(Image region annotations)
>>>>

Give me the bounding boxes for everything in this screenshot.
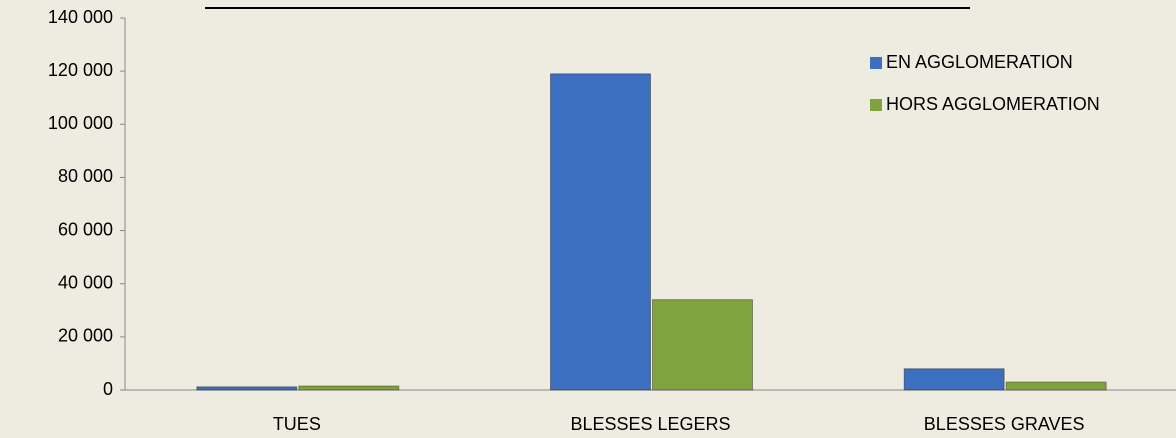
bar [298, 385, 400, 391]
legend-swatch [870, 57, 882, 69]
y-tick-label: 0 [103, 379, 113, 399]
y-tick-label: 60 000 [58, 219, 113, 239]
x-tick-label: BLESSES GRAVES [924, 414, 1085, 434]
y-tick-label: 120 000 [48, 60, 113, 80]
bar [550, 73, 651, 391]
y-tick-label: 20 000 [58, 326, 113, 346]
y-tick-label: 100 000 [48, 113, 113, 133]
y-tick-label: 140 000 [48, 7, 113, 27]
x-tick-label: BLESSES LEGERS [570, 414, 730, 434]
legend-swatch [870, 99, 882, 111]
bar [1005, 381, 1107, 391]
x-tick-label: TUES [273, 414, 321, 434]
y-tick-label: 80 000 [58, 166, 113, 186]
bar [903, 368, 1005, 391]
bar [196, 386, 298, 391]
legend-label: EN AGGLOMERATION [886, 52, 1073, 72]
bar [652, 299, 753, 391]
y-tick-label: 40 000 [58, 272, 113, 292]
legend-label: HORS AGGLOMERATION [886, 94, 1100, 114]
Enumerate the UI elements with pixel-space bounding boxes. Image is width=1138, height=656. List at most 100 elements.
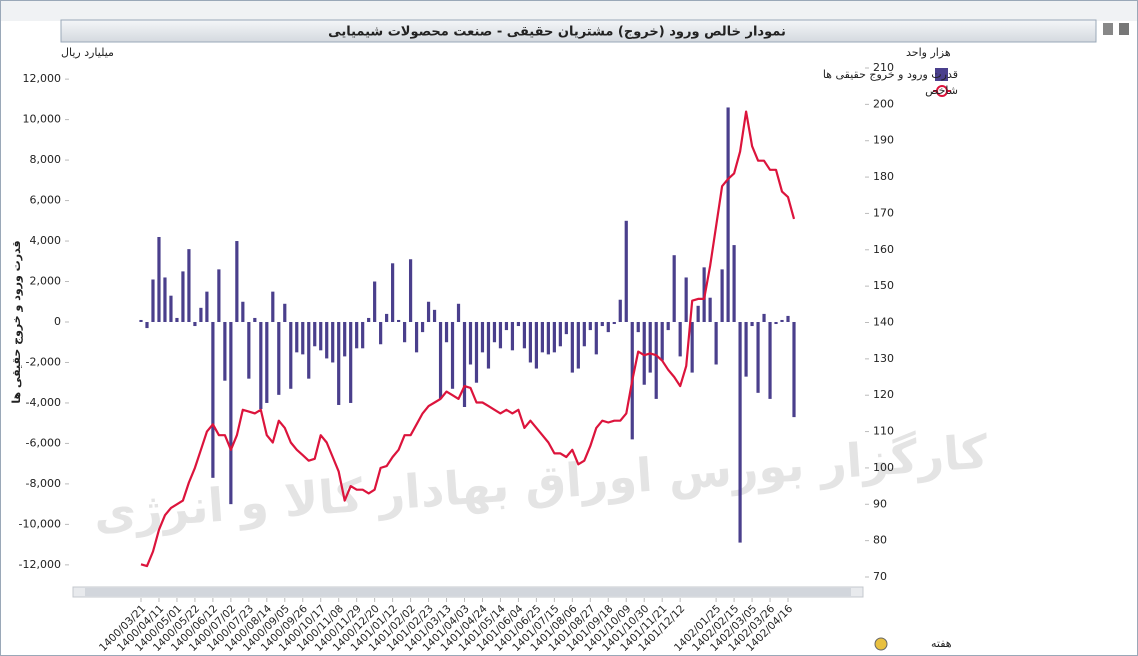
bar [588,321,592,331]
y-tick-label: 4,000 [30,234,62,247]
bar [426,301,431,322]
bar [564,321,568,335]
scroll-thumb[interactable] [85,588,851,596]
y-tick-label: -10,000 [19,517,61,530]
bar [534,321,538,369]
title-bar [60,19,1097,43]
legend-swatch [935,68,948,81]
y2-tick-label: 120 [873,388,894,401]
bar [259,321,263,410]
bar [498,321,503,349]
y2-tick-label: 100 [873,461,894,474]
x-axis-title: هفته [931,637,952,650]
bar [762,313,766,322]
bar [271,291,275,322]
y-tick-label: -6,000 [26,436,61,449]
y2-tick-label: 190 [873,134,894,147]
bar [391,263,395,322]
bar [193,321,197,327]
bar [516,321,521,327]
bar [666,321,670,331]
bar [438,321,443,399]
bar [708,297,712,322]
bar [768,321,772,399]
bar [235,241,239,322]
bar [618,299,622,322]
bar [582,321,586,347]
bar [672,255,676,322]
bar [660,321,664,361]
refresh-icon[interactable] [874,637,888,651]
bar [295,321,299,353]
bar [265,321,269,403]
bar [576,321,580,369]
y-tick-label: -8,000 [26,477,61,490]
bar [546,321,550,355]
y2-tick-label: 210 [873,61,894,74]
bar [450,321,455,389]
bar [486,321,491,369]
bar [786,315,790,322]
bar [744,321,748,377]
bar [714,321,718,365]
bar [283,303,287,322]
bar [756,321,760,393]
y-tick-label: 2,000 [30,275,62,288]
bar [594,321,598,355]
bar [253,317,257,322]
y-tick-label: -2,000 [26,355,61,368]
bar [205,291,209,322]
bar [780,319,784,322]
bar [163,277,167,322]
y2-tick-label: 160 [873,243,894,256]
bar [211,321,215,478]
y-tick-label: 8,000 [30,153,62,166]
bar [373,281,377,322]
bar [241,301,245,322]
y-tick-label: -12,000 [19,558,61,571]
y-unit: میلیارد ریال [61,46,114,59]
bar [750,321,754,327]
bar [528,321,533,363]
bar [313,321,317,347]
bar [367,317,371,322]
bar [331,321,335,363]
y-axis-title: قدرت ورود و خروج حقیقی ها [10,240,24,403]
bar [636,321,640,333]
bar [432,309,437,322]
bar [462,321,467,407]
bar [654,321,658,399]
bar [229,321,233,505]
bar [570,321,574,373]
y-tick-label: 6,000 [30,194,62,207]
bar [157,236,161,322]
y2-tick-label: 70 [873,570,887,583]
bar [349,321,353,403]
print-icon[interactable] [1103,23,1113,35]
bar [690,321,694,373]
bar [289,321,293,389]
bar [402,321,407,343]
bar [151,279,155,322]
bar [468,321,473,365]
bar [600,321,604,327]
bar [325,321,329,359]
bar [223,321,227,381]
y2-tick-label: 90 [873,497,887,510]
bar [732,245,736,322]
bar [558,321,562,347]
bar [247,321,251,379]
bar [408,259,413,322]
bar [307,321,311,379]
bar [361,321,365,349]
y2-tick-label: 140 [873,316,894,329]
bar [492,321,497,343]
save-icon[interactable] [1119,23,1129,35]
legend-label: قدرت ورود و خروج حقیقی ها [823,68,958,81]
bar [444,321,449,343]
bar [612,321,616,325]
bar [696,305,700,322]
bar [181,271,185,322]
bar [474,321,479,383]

<<<<

**Problem to solve:**
Reproduce the whole listing above line for line, without changes, and leave out the pictures.

**Full output:**
Give me the bounding boxes for everything in this screenshot.
bar [298, 385, 400, 391]
legend-swatch [870, 57, 882, 69]
y-tick-label: 0 [103, 379, 113, 399]
y-tick-label: 60 000 [58, 219, 113, 239]
x-tick-label: BLESSES GRAVES [924, 414, 1085, 434]
y-tick-label: 120 000 [48, 60, 113, 80]
bar [550, 73, 651, 391]
y-tick-label: 20 000 [58, 326, 113, 346]
y-tick-label: 100 000 [48, 113, 113, 133]
y-tick-label: 140 000 [48, 7, 113, 27]
x-tick-label: BLESSES LEGERS [570, 414, 730, 434]
legend-swatch [870, 99, 882, 111]
bar [1005, 381, 1107, 391]
x-tick-label: TUES [273, 414, 321, 434]
y-tick-label: 80 000 [58, 166, 113, 186]
bar [903, 368, 1005, 391]
bar [196, 386, 298, 391]
legend-label: EN AGGLOMERATION [886, 52, 1073, 72]
bar [652, 299, 753, 391]
y-tick-label: 40 000 [58, 272, 113, 292]
legend-label: HORS AGGLOMERATION [886, 94, 1100, 114]
Enumerate the UI elements with pixel-space bounding boxes. Image is width=1138, height=656. List at most 100 elements.
bar [588,321,592,331]
y-tick-label: 4,000 [30,234,62,247]
bar [426,301,431,322]
bar [564,321,568,335]
scroll-thumb[interactable] [85,588,851,596]
y-tick-label: -10,000 [19,517,61,530]
bar [534,321,538,369]
title-bar [60,19,1097,43]
legend-swatch [935,68,948,81]
y2-tick-label: 120 [873,388,894,401]
bar [259,321,263,410]
bar [498,321,503,349]
y2-tick-label: 100 [873,461,894,474]
x-axis-title: هفته [931,637,952,650]
bar [762,313,766,322]
bar [271,291,275,322]
y-tick-label: -6,000 [26,436,61,449]
y2-tick-label: 190 [873,134,894,147]
bar [391,263,395,322]
bar [193,321,197,327]
bar [516,321,521,327]
bar [666,321,670,331]
bar [438,321,443,399]
bar [708,297,712,322]
bar [768,321,772,399]
bar [235,241,239,322]
bar [618,299,622,322]
bar [582,321,586,347]
bar [672,255,676,322]
bar [660,321,664,361]
refresh-icon[interactable] [874,637,888,651]
bar [295,321,299,353]
bar [265,321,269,403]
bar [576,321,580,369]
y-tick-label: -8,000 [26,477,61,490]
bar [546,321,550,355]
y2-tick-label: 210 [873,61,894,74]
bar [450,321,455,389]
bar [486,321,491,369]
bar [786,315,790,322]
bar [744,321,748,377]
bar [714,321,718,365]
bar [283,303,287,322]
bar [756,321,760,393]
y-tick-label: 2,000 [30,275,62,288]
bar [594,321,598,355]
bar [253,317,257,322]
y-tick-label: -2,000 [26,355,61,368]
bar [205,291,209,322]
bar [780,319,784,322]
bar [163,277,167,322]
y2-tick-label: 160 [873,243,894,256]
bar [211,321,215,478]
y-tick-label: 8,000 [30,153,62,166]
bar [373,281,377,322]
bar [241,301,245,322]
y-tick-label: -12,000 [19,558,61,571]
y-unit: میلیارد ریال [61,46,114,59]
bar [750,321,754,327]
bar [528,321,533,363]
bar [313,321,317,347]
bar [367,317,371,322]
bar [331,321,335,363]
y-axis-title: قدرت ورود و خروج حقیقی ها [10,240,24,403]
bar [636,321,640,333]
bar [432,309,437,322]
bar [462,321,467,407]
bar [654,321,658,399]
bar [229,321,233,505]
bar [570,321,574,373]
y-tick-label: 6,000 [30,194,62,207]
bar [157,236,161,322]
y2-tick-label: 70 [873,570,887,583]
bar [349,321,353,403]
print-icon[interactable] [1103,23,1113,35]
bar [690,321,694,373]
bar [289,321,293,389]
bar [402,321,407,343]
bar [151,279,155,322]
bar [468,321,473,365]
bar [600,321,604,327]
bar [325,321,329,359]
bar [223,321,227,381]
y2-tick-label: 90 [873,497,887,510]
bar [732,245,736,322]
bar [558,321,562,347]
bar [247,321,251,379]
bar [408,259,413,322]
bar [307,321,311,379]
bar [361,321,365,349]
y2-tick-label: 140 [873,316,894,329]
bar [492,321,497,343]
save-icon[interactable] [1119,23,1129,35]
legend-label: قدرت ورود و خروج حقیقی ها [823,68,958,81]
bar [444,321,449,343]
bar [612,321,616,325]
bar [696,305,700,322]
bar [181,271,185,322]
bar [474,321,479,383]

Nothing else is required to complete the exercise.